TEXT SHOWN section start

Here's an example of calling into a Starlette ASGI app...

import asyncio

import httpx
from httpx_sse import aconnect_sse
from sse_starlette.sse import EventSourceResponse
from starlette.applications import Starlette
from starlette.routing import Route

async def auth_events(request):
    async def events():
        yield {
            "event": "login",
            "data": '{"user_id": "4135"}',
        }

    return EventSourceResponse(events())

app = Starlette(routes=[Route("/sse/auth/", endpoint=auth_events)])

async def main():
    async with httpx.AsyncClient(app=app) as client:
        async with aconnect_sse(
            client, "GET", "http://localhost:8000/sse/auth/"
        ) as event_source:
            events = [sse async for sse in event_source.aiter_sse()]
            (sse,) = events
            assert sse.event == "login"
            assert sse.json() == {"user_id": "4135"}

asyncio.run(main())

Handling reconnections

(Advanced)

SSETransport and AsyncSSETransport don't have reconnection built-in. This is because how to perform retries is generally dependent on your use case. As a result, if the connection breaks while attempting to read from the server, you will get an httpx.ReadError from iter_sse() (or aiter_sse()).

However, httpx-sse does allow implementing reconnection by using the Last-Event-ID and reconnection time (in milliseconds), exposed as sse.id and sse.retry respectively.

Here's how you might achieve this using stamina...

import time
from typing import Iterator

import httpx
from httpx_sse import iter_sse, ServerSentEvent
from stamina import retry

def iter_sse_retrying(client, method, url):
    last_event_id = ""
    reconnection_delay = 0.0

    # `stamina` will apply jitter and exponential backoff on top of
    # the `retry` reconnection delay sent by the server.
    @retry(on=httpx.ReadError)
    def _iter_sse():
        nonlocal last_event_id, reconnection_delay

        time.sleep(reconnection_delay)

        headers = {"Accept": "text/event-stream"}

        if last_event_id:
            headers["Last-Event-ID"] = last_event_id

        with connect_sse(client, method, url, headers=headers) as event_source:
            for sse in event_source.iter_sse():
                last_event_id = sse.id

                if sse.retry is not None:
                    reconnection_delay = sse.retry / 1000

                yield sse

    return _iter_sse()

TEXT SHOWN section end
EXTRACTED DATA section start

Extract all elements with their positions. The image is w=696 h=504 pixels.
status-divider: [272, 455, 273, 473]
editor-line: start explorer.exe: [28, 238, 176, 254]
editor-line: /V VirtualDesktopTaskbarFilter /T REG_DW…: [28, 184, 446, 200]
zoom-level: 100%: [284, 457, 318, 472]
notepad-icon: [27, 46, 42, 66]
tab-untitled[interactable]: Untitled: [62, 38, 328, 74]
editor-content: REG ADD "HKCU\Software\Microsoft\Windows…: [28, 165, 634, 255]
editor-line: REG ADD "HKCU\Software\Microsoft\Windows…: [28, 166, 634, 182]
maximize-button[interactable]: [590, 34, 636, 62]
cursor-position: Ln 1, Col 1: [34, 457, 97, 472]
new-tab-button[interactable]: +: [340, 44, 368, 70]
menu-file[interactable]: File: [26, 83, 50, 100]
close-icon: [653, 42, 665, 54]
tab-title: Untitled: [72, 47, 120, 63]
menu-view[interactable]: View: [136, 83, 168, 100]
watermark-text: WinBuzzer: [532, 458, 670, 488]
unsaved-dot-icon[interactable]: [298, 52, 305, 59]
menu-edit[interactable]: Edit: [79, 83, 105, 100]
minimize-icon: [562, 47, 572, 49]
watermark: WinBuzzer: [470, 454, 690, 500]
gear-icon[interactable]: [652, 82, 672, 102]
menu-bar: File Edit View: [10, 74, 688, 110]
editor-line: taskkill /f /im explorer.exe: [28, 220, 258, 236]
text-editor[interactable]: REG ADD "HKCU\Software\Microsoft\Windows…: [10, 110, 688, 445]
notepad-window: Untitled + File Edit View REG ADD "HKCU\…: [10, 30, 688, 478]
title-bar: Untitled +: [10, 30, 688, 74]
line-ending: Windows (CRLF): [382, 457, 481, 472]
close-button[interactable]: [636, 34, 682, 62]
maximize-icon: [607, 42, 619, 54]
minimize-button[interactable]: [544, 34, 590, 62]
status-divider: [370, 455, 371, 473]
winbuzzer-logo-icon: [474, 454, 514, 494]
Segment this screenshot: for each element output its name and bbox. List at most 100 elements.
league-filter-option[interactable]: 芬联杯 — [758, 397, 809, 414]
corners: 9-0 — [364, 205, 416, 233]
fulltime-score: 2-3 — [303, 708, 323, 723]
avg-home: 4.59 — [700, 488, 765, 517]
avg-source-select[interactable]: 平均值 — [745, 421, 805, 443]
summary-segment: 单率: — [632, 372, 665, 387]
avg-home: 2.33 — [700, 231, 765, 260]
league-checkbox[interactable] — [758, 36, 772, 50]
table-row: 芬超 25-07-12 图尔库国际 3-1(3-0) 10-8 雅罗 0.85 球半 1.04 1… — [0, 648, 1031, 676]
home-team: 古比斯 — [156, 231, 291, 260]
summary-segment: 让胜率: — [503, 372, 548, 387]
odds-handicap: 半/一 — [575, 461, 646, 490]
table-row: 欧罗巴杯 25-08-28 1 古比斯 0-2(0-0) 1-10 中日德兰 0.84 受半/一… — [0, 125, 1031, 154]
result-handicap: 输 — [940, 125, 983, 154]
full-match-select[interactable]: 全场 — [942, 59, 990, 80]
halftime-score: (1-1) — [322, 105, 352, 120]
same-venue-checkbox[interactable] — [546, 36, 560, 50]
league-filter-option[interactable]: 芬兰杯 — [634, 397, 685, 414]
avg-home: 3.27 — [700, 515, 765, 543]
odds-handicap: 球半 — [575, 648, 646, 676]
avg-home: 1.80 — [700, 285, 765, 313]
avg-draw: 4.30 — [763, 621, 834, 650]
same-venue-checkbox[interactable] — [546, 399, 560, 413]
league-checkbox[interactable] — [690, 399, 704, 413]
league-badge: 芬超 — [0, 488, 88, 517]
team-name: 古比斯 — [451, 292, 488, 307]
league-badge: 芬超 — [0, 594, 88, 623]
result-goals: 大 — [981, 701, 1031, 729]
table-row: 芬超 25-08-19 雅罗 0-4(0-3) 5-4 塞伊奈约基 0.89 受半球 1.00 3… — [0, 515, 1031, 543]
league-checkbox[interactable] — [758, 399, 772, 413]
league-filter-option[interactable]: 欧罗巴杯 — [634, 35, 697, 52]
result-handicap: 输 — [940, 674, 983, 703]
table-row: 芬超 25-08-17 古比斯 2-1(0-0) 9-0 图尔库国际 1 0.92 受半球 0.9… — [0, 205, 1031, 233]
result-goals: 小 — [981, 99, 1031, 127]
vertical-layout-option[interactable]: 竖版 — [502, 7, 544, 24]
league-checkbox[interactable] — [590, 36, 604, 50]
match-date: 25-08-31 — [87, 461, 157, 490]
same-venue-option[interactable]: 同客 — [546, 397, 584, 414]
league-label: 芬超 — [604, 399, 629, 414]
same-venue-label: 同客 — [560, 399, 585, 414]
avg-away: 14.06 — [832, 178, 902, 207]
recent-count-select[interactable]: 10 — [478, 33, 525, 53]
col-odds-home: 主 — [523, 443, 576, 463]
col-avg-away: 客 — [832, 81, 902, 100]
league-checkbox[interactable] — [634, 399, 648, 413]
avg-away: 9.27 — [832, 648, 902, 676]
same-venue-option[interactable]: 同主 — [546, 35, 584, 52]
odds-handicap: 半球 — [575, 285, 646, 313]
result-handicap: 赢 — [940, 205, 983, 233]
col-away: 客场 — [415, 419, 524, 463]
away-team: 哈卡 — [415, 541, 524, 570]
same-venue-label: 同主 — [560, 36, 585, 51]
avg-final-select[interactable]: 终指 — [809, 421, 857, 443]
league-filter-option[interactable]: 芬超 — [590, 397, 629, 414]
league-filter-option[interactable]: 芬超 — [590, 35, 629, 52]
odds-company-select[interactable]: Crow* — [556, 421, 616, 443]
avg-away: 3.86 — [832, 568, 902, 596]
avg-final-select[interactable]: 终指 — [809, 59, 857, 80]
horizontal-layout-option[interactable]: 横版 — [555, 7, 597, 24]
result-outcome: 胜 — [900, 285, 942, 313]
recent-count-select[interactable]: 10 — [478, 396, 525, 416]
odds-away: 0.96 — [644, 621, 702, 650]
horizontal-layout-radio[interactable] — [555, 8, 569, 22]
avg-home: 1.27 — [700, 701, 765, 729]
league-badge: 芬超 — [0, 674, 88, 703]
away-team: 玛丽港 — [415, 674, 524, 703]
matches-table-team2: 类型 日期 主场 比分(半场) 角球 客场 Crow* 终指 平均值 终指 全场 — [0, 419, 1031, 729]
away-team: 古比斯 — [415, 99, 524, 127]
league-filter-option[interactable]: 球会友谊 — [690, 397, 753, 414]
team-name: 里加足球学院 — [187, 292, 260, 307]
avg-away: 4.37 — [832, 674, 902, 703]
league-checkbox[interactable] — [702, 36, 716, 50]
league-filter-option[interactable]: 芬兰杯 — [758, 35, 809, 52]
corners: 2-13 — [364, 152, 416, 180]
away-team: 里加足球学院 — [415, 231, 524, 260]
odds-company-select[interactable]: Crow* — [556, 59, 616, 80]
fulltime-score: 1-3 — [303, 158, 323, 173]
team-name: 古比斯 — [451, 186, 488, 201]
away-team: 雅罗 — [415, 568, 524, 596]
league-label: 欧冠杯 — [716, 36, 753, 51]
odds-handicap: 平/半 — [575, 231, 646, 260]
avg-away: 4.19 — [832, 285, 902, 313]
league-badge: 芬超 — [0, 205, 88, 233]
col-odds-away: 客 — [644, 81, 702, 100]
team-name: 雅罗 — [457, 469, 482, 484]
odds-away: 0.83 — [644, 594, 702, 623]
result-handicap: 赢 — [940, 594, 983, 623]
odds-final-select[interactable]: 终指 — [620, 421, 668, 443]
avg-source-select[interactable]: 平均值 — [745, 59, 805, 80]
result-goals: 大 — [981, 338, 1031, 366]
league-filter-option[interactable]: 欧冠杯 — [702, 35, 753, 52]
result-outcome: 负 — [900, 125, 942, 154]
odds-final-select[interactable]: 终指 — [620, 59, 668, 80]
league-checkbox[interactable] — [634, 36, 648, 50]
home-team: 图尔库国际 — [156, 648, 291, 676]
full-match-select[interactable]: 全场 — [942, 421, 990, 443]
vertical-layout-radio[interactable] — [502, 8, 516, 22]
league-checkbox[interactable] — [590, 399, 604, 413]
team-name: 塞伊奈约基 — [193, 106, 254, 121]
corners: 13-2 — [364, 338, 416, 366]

EXTRACTED DATA section end

▶ [TASK ITEM]:
Pick up the text on server-sent events with httpx-sse and continue it from its last line. The records have nothing to do with the work here.

▶ [REPLY]:
Usage:

with httpx.Client() as client:
    for iter_sse_retrying(client, "GET", "http://localhost:8000/sse") as sse:
        print(sse.event, sse.data)

API Reference

connect_sse

def connect_sse(
    client: httpx.Client,
    method: str,
    url: Union[str, httpx.URL],
    **kwargs,
) -> ContextManager[EventSource]

Connect to an SSE endpoint and return an EventSource context manager.

This sets Cache-Control: no-store on the request, as per the SSE spec, as well as Accept: text/event-stream.

If the response Content-Type is not text/event-stream, this will raise an SSEError.

aconnect_sse

async def aconnect_sse(
    client: httpx.AsyncClient,
    method: str,
    url: Union[str, httpx.URL],
    **kwargs,
) -> AsyncContextManager[EventSource]

An async equivalent to connect_sse.

EventSource

def __init__(response: httpx.Response)

Helper for working with an SSE response.

response

The underlying httpx.Response.

iter_sse

def iter_sse() -> Iterator[ServerSentEvent]

Decode the response content and yield corresponding ServerSentEvent.

Example usage:

for sse in event_source.iter_sse():
    ...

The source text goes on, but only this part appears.